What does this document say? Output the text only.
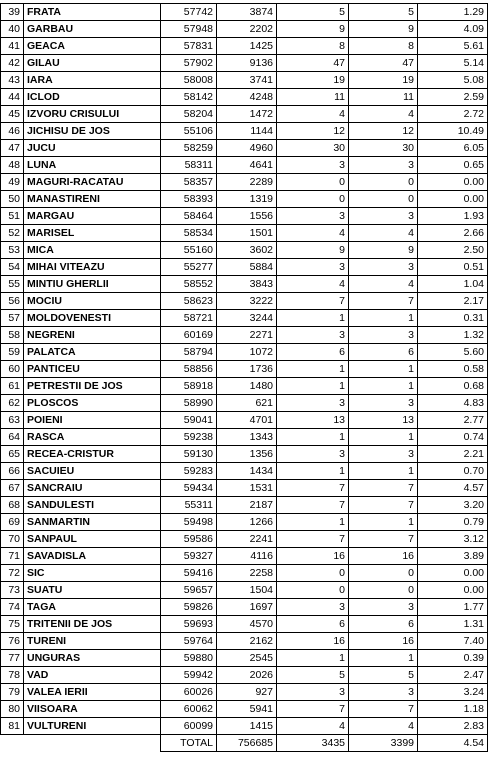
39	FRATA	57742	3874	5	5	1.29
40	GARBAU	57948	2202	9	9	4.09
41	GEACA	57831	1425	8	8	5.61
42	GILAU	57902	9136	47	47	5.14
43	IARA	58008	3741	19	19	5.08
44	ICLOD	58142	4248	11	11	2.59
45	IZVORU CRISULUI	58204	1472	4	4	2.72
46	JICHISU DE JOS	55106	1144	12	12	10.49
47	JUCU	58259	4960	30	30	6.05
48	LUNA	58311	4641	3	3	0.65
49	MAGURI-RACATAU	58357	2289	0	0	0.00
50	MANASTIRENI	58393	1319	0	0	0.00
51	MARGAU	58464	1556	3	3	1.93
52	MARISEL	58534	1501	4	4	2.66
53	MICA	55160	3602	9	9	2.50
54	MIHAI VITEAZU	55277	5884	3	3	0.51
55	MINTIU GHERLII	58552	3843	4	4	1.04
56	MOCIU	58623	3222	7	7	2.17
57	MOLDOVENESTI	58721	3244	1	1	0.31
58	NEGRENI	60169	2271	3	3	1.32
59	PALATCA	58794	1072	6	6	5.60
60	PANTICEU	58856	1736	1	1	0.58
61	PETRESTII DE JOS	58918	1480	1	1	0.68
62	PLOSCOS	58990	621	3	3	4.83
63	POIENI	59041	4701	13	13	2.77
64	RASCA	59238	1343	1	1	0.74
65	RECEA-CRISTUR	59130	1356	3	3	2.21
66	SACUIEU	59283	1434	1	1	0.70
67	SANCRAIU	59434	1531	7	7	4.57
68	SANDULESTI	55311	2187	7	7	3.20
69	SANMARTIN	59498	1266	1	1	0.79
70	SANPAUL	59586	2241	7	7	3.12
71	SAVADISLA	59327	4116	16	16	3.89
72	SIC	59416	2258	0	0	0.00
73	SUATU	59657	1504	0	0	0.00
74	TAGA	59826	1697	3	3	1.77
75	TRITENII DE JOS	59693	4570	6	6	1.31
76	TURENI	59764	2162	16	16	7.40
77	UNGURAS	59880	2545	1	1	0.39
78	VAD	59942	2026	5	5	2.47
79	VALEA IERII	60026	927	3	3	3.24
80	VIISOARA	60062	5941	7	7	1.18
81	VULTURENI	60099	1415	4	4	2.83
		TOTAL	756685	3435	3399	4.54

- - - - - - -

What is being asked:
Please repeat the entries exactly. Do not include the pictures.

Result below:
What does this document say? Output the text only.
39	FRATA	57742	3874	5	5	1.29
40	GARBAU	57948	2202	9	9	4.09
41	GEACA	57831	1425	8	8	5.61
42	GILAU	57902	9136	47	47	5.14
43	IARA	58008	3741	19	19	5.08
44	ICLOD	58142	4248	11	11	2.59
45	IZVORU CRISULUI	58204	1472	4	4	2.72
46	JICHISU DE JOS	55106	1144	12	12	10.49
47	JUCU	58259	4960	30	30	6.05
48	LUNA	58311	4641	3	3	0.65
49	MAGURI-RACATAU	58357	2289	0	0	0.00
50	MANASTIRENI	58393	1319	0	0	0.00
51	MARGAU	58464	1556	3	3	1.93
52	MARISEL	58534	1501	4	4	2.66
53	MICA	55160	3602	9	9	2.50
54	MIHAI VITEAZU	55277	5884	3	3	0.51
55	MINTIU GHERLII	58552	3843	4	4	1.04
56	MOCIU	58623	3222	7	7	2.17
57	MOLDOVENESTI	58721	3244	1	1	0.31
58	NEGRENI	60169	2271	3	3	1.32
59	PALATCA	58794	1072	6	6	5.60
60	PANTICEU	58856	1736	1	1	0.58
61	PETRESTII DE JOS	58918	1480	1	1	0.68
62	PLOSCOS	58990	621	3	3	4.83
63	POIENI	59041	4701	13	13	2.77
64	RASCA	59238	1343	1	1	0.74
65	RECEA-CRISTUR	59130	1356	3	3	2.21
66	SACUIEU	59283	1434	1	1	0.70
67	SANCRAIU	59434	1531	7	7	4.57
68	SANDULESTI	55311	2187	7	7	3.20
69	SANMARTIN	59498	1266	1	1	0.79
70	SANPAUL	59586	2241	7	7	3.12
71	SAVADISLA	59327	4116	16	16	3.89
72	SIC	59416	2258	0	0	0.00
73	SUATU	59657	1504	0	0	0.00
74	TAGA	59826	1697	3	3	1.77
75	TRITENII DE JOS	59693	4570	6	6	1.31
76	TURENI	59764	2162	16	16	7.40
77	UNGURAS	59880	2545	1	1	0.39
78	VAD	59942	2026	5	5	2.47
79	VALEA IERII	60026	927	3	3	3.24
80	VIISOARA	60062	5941	7	7	1.18
81	VULTURENI	60099	1415	4	4	2.83
		TOTAL	756685	3435	3399	4.54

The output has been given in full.